** START MATERIAL FOR THE TASK **

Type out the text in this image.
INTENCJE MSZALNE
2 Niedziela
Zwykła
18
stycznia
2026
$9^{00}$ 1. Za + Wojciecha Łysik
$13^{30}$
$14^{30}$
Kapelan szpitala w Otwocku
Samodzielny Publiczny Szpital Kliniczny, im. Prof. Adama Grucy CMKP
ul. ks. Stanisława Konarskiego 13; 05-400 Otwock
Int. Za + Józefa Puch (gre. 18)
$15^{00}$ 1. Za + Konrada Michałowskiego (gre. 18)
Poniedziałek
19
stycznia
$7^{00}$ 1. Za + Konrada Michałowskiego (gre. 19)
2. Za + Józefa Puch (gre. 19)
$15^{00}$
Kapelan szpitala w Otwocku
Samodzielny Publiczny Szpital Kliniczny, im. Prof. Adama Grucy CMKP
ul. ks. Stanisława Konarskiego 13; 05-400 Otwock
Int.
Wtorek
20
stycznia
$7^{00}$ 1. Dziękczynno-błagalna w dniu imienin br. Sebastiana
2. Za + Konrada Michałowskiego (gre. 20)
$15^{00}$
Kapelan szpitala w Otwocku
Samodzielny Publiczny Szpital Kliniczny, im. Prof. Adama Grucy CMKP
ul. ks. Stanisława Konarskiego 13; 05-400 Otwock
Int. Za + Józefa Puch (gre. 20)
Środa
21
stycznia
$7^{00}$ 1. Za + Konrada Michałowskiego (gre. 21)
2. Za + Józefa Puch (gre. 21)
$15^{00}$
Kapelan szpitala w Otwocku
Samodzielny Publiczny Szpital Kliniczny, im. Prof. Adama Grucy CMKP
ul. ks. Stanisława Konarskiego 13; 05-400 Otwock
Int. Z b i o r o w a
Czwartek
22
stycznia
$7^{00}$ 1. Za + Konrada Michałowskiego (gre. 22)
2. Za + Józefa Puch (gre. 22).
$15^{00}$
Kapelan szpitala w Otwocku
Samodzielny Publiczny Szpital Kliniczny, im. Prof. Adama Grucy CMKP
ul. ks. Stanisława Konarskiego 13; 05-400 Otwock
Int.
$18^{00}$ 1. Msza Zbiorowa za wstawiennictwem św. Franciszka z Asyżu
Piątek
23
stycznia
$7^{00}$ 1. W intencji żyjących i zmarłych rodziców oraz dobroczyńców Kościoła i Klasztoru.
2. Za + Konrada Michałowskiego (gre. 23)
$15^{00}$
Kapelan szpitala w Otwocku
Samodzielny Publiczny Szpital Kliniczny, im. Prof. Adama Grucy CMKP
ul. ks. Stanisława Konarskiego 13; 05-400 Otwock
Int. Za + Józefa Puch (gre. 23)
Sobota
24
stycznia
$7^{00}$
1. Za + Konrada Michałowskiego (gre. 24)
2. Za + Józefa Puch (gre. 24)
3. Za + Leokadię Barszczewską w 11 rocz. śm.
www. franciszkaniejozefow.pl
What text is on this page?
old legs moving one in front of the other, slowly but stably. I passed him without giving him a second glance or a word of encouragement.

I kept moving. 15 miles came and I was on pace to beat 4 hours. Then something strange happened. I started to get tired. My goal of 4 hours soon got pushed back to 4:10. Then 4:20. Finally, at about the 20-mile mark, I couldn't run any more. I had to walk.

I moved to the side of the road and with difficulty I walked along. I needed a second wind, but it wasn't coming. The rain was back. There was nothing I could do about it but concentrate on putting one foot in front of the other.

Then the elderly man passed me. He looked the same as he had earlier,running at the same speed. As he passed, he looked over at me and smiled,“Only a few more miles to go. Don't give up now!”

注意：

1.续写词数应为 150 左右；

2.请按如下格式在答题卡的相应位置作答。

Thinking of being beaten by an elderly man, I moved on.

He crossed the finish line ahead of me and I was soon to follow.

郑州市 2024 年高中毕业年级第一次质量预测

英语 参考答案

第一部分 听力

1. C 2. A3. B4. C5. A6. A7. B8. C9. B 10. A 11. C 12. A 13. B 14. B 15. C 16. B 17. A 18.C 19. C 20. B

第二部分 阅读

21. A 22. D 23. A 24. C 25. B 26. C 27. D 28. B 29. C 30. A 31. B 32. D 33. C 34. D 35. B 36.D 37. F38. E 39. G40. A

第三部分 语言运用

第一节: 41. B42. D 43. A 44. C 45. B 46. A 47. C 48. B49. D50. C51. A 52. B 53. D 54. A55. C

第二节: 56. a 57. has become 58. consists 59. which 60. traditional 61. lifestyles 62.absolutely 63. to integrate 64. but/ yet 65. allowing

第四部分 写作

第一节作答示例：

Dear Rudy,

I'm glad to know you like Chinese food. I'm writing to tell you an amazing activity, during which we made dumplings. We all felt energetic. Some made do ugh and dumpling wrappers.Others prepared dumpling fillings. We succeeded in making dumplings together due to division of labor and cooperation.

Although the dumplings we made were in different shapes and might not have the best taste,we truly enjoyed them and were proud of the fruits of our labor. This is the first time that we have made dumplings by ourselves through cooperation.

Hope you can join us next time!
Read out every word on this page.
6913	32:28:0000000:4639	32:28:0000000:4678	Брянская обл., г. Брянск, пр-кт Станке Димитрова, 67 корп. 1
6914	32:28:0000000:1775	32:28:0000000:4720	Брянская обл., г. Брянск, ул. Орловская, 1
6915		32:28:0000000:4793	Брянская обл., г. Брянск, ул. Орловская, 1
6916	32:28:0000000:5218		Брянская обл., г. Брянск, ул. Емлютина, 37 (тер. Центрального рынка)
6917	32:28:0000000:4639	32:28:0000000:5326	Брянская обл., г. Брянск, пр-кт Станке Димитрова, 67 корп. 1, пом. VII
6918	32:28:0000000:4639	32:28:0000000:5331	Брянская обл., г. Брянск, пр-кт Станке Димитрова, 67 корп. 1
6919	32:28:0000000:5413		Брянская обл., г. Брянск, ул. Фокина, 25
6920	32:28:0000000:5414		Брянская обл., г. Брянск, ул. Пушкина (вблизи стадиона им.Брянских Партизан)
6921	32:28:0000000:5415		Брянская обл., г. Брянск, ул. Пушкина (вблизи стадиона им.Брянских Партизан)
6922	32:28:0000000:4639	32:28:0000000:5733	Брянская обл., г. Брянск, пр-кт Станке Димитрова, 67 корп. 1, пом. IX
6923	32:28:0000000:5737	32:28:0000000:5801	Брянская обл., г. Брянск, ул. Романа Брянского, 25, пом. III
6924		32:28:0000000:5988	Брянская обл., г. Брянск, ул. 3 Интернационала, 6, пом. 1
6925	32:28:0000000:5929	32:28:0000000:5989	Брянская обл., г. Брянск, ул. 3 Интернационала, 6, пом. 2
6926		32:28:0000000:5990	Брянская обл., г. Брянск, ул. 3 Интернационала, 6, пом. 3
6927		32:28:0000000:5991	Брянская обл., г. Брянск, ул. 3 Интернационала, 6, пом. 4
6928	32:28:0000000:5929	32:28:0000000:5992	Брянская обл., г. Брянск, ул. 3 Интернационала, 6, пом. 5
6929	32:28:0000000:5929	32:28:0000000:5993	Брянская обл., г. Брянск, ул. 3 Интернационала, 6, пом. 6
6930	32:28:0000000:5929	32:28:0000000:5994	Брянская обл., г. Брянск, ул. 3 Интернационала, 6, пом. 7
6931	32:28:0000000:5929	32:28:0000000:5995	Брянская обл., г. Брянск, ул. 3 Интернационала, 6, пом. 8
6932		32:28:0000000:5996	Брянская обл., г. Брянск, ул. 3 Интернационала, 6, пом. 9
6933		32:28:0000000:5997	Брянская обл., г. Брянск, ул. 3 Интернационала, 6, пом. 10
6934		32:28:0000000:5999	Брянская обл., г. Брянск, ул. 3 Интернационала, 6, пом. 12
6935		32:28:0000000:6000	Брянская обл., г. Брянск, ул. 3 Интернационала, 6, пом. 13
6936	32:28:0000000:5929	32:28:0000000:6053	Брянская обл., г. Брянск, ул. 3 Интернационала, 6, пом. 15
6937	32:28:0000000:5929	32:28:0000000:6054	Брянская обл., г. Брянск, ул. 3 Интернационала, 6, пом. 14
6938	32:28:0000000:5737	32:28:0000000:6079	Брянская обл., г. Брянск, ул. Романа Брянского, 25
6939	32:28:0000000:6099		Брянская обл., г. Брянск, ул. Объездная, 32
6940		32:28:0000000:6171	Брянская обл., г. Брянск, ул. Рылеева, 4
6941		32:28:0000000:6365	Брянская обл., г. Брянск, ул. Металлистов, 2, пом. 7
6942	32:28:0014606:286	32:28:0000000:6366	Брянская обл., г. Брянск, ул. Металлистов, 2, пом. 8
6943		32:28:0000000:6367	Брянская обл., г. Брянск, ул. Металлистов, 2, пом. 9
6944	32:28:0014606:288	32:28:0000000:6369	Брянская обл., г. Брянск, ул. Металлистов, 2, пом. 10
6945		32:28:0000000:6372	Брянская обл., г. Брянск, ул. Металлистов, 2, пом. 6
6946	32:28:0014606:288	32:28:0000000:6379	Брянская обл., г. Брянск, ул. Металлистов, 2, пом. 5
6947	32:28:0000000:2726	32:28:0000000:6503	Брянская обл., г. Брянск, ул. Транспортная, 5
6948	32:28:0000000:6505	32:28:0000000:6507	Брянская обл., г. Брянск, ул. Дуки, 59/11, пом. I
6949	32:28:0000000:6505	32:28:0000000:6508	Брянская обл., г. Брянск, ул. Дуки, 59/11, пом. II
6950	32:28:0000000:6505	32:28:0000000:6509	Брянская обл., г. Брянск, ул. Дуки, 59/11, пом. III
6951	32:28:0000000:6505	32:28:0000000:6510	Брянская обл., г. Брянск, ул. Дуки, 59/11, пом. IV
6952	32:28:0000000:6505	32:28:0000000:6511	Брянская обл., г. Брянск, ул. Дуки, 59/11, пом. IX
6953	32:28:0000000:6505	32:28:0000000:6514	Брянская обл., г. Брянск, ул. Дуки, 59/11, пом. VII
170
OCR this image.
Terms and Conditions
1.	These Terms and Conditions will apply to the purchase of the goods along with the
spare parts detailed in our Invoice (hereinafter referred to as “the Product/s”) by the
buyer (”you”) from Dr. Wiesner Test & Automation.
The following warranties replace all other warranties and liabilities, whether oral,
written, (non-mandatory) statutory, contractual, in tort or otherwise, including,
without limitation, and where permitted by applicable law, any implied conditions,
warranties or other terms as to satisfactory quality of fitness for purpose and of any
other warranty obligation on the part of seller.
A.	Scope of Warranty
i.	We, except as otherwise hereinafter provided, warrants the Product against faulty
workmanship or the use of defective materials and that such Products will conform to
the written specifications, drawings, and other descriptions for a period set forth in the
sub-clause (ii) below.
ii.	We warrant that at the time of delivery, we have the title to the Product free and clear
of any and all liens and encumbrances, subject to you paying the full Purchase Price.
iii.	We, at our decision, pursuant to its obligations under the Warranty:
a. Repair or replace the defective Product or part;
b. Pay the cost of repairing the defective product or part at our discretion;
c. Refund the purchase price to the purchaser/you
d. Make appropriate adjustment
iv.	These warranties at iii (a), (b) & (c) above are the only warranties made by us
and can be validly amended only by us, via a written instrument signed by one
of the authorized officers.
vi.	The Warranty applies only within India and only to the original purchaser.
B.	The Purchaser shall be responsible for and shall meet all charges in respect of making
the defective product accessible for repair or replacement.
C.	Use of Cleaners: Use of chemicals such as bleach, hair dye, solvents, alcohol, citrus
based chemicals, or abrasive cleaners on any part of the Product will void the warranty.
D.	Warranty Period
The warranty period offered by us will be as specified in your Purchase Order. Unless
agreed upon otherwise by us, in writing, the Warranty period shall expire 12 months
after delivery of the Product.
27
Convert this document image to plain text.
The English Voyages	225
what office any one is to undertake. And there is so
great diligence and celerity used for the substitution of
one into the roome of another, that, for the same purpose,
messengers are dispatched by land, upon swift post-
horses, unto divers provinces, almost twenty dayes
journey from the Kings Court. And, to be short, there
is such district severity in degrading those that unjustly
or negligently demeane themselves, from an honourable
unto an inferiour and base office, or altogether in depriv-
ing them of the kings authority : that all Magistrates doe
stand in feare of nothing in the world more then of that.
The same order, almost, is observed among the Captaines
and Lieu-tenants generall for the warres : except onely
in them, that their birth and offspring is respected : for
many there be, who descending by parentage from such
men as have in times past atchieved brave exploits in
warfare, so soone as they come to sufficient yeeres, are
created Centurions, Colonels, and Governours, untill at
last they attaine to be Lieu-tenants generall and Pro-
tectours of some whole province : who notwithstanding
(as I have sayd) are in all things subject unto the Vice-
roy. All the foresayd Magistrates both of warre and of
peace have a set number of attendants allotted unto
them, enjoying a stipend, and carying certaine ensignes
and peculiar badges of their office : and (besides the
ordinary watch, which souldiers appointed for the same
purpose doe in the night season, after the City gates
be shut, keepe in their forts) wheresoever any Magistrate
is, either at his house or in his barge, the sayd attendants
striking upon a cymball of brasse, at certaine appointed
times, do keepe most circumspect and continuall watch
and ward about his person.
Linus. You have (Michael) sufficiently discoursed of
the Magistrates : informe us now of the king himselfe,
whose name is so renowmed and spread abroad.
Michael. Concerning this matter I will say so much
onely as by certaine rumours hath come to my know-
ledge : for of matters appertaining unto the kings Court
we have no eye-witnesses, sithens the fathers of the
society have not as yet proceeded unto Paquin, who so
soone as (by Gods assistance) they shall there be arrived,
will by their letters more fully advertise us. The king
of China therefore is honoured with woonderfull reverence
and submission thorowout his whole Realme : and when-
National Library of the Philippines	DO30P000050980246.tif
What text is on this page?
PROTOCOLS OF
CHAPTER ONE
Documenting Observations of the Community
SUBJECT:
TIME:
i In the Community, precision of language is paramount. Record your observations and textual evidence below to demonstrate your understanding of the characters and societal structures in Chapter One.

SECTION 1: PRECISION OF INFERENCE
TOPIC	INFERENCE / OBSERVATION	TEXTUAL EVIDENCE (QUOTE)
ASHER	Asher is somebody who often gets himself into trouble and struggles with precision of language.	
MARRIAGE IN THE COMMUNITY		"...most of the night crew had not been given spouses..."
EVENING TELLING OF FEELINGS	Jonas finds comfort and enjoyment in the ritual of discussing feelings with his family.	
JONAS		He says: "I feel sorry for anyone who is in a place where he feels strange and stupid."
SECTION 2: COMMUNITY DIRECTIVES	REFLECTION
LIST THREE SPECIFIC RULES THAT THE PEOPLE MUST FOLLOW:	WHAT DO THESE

** END MATERIAL FOR THE TASK **

* **WORK REQUIRED**:
Every line of the records that includes the word "almost" should be gathered.

* **TASK RESULT**:
horses, unto divers provinces, almost twenty dayes
The same order, almost, is observed among the Captaines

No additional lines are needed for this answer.